[SET EXERCISE] Exactly repeat the material, dropping only the pictures.

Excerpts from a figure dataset
┌──

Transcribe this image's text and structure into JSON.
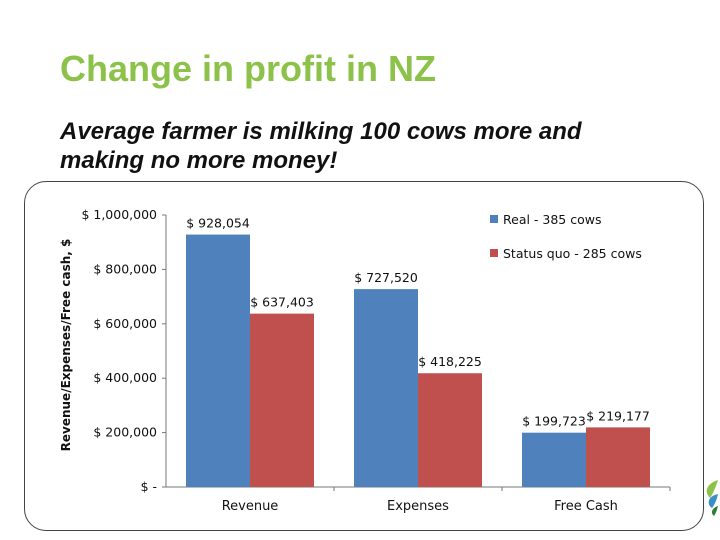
{
  "slide": {
    "title": "Change in profit in NZ",
    "subtitle": "Average farmer is milking 100 cows more and making no more money!"
  },
  "colors": {
    "title": "#8cc24a",
    "series_real": "#4f81bd",
    "series_status_quo": "#c0504d"
  },
  "chart_data": {
    "type": "bar",
    "title": "",
    "xlabel": "",
    "ylabel": "Revenue/Expenses/Free cash, $",
    "categories": [
      "Revenue",
      "Expenses",
      "Free Cash"
    ],
    "series": [
      {
        "name": "Real - 385 cows",
        "values": [
          928054,
          727520,
          199723
        ],
        "labels": [
          "$ 928,054",
          "$ 727,520",
          "$ 199,723"
        ]
      },
      {
        "name": "Status quo - 285 cows",
        "values": [
          637403,
          418225,
          219177
        ],
        "labels": [
          "$ 637,403",
          "$ 418,225",
          "$ 219,177"
        ]
      }
    ],
    "ylim": [
      0,
      1000000
    ],
    "yticks": [
      0,
      200000,
      400000,
      600000,
      800000,
      1000000
    ],
    "ytick_labels": [
      "$ -",
      "$ 200,000",
      "$ 400,000",
      "$ 600,000",
      "$ 800,000",
      "$ 1,000,000"
    ],
    "legend_position": "top-right",
    "grid": false
  }
}
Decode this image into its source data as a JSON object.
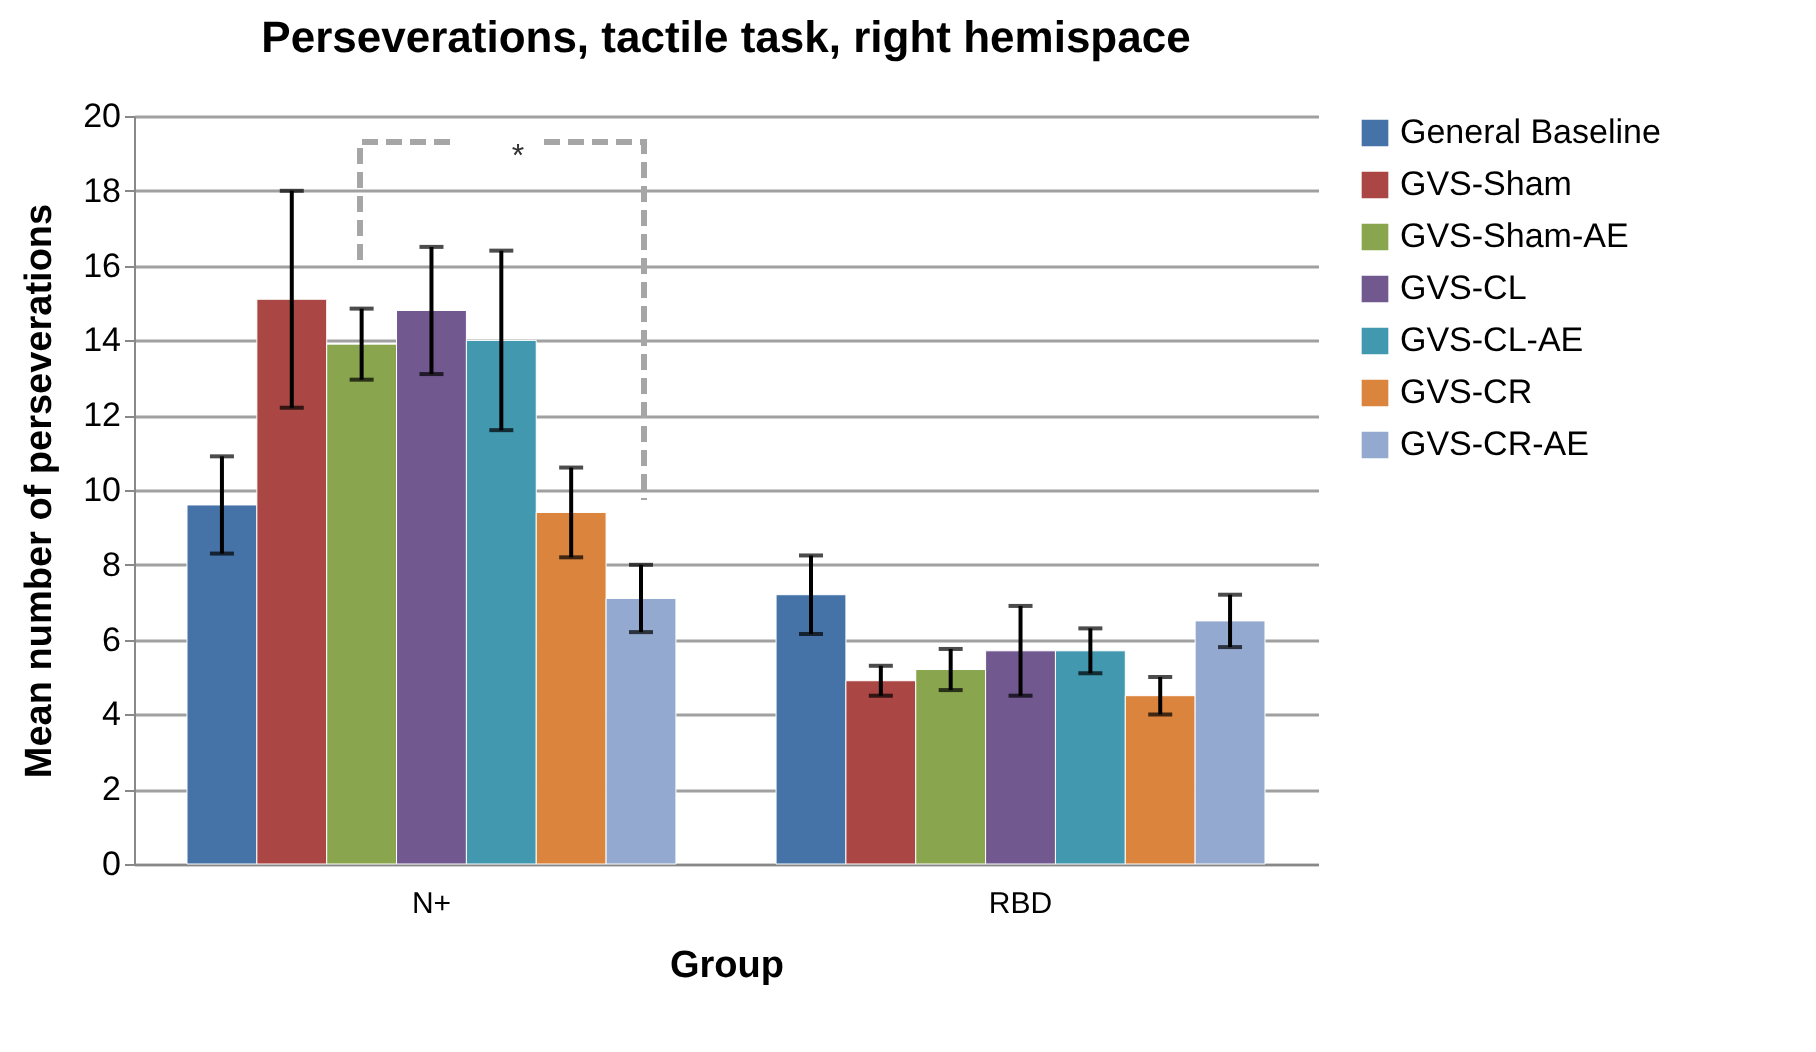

└──

[THE COMPLETED TASK]
Transcribe this image's text and structure into JSON.
{
  "slide": {
    "title": "Change in profit in NZ",
    "subtitle": "Average farmer is milking 100 cows more and making no more money!"
  },
  "colors": {
    "title": "#8cc24a",
    "series_real": "#4f81bd",
    "series_status_quo": "#c0504d"
  },
  "chart_data": {
    "type": "bar",
    "title": "",
    "xlabel": "",
    "ylabel": "Revenue/Expenses/Free cash, $",
    "categories": [
      "Revenue",
      "Expenses",
      "Free Cash"
    ],
    "series": [
      {
        "name": "Real - 385 cows",
        "values": [
          928054,
          727520,
          199723
        ],
        "labels": [
          "$ 928,054",
          "$ 727,520",
          "$ 199,723"
        ]
      },
      {
        "name": "Status quo - 285 cows",
        "values": [
          637403,
          418225,
          219177
        ],
        "labels": [
          "$ 637,403",
          "$ 418,225",
          "$ 219,177"
        ]
      }
    ],
    "ylim": [
      0,
      1000000
    ],
    "yticks": [
      0,
      200000,
      400000,
      600000,
      800000,
      1000000
    ],
    "ytick_labels": [
      "$ -",
      "$ 200,000",
      "$ 400,000",
      "$ 600,000",
      "$ 800,000",
      "$ 1,000,000"
    ],
    "legend_position": "top-right",
    "grid": false
  }
}
Decode this image into its source data as a JSON object.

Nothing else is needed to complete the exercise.